◆ Extracted data entries

----

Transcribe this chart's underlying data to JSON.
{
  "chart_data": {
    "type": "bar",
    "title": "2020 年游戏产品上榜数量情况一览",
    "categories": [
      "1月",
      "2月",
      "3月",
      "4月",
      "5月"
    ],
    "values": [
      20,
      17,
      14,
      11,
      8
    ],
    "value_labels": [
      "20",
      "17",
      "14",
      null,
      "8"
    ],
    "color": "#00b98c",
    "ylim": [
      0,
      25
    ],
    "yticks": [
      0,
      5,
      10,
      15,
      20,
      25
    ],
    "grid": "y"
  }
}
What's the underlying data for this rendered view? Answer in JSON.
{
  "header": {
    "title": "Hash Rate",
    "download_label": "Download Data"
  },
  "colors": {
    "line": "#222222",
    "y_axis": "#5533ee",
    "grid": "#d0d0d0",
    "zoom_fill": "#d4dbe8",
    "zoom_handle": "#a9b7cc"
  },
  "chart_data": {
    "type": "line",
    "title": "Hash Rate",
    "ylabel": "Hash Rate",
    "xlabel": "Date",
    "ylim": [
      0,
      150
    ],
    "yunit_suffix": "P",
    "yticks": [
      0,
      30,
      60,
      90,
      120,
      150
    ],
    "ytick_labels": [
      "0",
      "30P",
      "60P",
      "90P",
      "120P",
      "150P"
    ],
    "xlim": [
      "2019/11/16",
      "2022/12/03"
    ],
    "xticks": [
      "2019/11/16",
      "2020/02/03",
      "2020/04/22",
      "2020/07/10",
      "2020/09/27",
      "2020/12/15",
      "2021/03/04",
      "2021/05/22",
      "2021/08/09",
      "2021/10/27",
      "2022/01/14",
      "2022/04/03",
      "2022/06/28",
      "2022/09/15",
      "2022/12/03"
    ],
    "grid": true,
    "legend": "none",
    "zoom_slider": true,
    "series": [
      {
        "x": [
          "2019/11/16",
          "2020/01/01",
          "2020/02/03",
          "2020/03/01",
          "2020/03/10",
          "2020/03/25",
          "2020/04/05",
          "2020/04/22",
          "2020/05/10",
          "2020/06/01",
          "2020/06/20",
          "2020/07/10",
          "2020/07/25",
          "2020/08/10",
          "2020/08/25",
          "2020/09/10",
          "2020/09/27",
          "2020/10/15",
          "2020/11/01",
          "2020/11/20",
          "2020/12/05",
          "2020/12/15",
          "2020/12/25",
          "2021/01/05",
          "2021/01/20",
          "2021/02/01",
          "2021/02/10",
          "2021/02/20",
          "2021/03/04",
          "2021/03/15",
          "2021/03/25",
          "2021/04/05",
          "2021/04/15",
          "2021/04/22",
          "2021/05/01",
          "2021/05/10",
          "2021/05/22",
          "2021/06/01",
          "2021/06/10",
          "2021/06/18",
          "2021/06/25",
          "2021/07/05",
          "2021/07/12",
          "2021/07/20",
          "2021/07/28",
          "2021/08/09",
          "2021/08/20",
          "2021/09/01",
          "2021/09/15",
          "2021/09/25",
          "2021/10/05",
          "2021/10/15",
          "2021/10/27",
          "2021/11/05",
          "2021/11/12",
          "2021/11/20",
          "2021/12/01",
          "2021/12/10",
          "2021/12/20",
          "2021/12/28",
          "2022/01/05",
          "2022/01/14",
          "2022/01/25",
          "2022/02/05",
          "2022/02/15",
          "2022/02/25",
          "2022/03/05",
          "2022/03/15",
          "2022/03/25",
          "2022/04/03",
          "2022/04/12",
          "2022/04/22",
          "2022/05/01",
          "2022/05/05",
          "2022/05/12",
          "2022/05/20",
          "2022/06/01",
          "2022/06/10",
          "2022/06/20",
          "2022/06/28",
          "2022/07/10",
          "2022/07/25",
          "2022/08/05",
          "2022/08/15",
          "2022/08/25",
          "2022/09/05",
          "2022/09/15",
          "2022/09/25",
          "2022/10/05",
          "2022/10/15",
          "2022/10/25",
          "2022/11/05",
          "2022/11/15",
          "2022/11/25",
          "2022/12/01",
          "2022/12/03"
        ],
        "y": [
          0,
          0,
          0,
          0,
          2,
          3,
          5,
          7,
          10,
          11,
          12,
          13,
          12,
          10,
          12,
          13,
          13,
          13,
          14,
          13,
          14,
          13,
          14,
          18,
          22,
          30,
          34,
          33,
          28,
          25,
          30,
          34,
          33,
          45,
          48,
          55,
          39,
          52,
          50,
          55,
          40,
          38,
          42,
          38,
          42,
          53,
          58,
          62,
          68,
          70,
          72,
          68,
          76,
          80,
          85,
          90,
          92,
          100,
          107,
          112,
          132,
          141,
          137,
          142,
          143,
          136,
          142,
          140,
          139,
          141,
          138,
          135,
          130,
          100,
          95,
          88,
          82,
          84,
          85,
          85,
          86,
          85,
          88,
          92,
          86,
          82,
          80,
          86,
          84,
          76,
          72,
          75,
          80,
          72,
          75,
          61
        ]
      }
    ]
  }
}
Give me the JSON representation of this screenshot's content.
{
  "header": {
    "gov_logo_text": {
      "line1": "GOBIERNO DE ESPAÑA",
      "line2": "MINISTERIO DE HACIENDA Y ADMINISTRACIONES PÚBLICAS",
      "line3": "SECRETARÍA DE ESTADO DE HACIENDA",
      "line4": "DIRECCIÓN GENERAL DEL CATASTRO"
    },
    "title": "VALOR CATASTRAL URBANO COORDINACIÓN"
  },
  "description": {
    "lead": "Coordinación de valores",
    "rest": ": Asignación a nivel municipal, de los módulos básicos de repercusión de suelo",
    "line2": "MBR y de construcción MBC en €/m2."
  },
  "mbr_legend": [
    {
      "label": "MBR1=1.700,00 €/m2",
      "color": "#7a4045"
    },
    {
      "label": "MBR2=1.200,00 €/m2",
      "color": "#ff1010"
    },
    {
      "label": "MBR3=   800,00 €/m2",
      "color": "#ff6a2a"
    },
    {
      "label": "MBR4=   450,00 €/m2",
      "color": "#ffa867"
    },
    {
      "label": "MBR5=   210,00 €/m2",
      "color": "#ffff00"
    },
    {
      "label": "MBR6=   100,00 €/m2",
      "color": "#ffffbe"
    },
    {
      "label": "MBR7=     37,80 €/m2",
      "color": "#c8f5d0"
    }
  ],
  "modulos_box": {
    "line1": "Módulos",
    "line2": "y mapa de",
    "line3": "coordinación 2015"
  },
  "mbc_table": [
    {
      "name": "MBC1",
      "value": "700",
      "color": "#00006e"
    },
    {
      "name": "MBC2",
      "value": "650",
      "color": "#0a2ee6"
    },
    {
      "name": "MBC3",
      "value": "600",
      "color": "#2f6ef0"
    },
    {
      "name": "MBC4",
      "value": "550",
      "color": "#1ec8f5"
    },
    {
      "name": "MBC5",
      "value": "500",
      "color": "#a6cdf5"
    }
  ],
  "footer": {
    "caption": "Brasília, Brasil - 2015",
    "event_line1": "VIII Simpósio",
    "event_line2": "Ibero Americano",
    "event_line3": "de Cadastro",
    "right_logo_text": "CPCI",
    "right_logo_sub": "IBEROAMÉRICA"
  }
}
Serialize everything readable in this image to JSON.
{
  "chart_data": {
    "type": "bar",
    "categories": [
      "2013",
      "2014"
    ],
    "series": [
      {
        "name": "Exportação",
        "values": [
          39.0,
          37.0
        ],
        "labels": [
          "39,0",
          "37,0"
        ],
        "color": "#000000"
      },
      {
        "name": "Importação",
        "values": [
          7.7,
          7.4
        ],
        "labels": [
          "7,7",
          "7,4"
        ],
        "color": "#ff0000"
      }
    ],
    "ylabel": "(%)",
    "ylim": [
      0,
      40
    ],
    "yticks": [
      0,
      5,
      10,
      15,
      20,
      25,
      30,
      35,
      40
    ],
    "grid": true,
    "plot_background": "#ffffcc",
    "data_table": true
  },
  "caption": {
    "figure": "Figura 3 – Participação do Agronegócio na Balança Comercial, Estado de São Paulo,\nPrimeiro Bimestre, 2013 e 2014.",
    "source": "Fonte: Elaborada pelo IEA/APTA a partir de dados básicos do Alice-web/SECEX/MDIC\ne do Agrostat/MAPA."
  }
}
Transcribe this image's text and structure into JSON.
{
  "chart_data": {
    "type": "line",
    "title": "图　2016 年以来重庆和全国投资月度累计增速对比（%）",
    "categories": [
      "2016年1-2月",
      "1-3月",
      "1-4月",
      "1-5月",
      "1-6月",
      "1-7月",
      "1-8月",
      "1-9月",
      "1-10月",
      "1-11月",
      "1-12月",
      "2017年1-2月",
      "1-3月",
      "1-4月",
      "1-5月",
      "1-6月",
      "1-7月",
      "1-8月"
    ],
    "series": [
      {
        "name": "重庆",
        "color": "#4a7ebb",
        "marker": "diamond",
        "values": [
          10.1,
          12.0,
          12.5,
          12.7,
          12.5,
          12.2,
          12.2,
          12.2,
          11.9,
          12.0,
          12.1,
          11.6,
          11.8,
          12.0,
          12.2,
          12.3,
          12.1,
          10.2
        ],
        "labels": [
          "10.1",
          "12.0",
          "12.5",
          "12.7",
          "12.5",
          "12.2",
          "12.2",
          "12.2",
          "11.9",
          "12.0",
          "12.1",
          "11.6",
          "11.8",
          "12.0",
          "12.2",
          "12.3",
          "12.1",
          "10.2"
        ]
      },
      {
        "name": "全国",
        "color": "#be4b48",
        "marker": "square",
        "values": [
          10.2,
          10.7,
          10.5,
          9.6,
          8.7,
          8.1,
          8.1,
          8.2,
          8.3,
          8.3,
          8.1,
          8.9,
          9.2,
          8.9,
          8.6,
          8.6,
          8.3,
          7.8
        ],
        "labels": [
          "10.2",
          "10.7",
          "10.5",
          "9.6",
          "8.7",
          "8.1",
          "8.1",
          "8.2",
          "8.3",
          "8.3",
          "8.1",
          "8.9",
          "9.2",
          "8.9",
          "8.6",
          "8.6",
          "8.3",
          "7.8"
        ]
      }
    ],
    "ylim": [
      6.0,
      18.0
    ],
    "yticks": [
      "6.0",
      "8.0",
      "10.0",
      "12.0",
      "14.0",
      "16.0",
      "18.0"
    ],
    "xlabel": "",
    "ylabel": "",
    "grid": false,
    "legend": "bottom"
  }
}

----

◆ TASK GOAL
Respond with the number of lines containing "HACIENDA" and no additional words.

◆ THE RESULT
2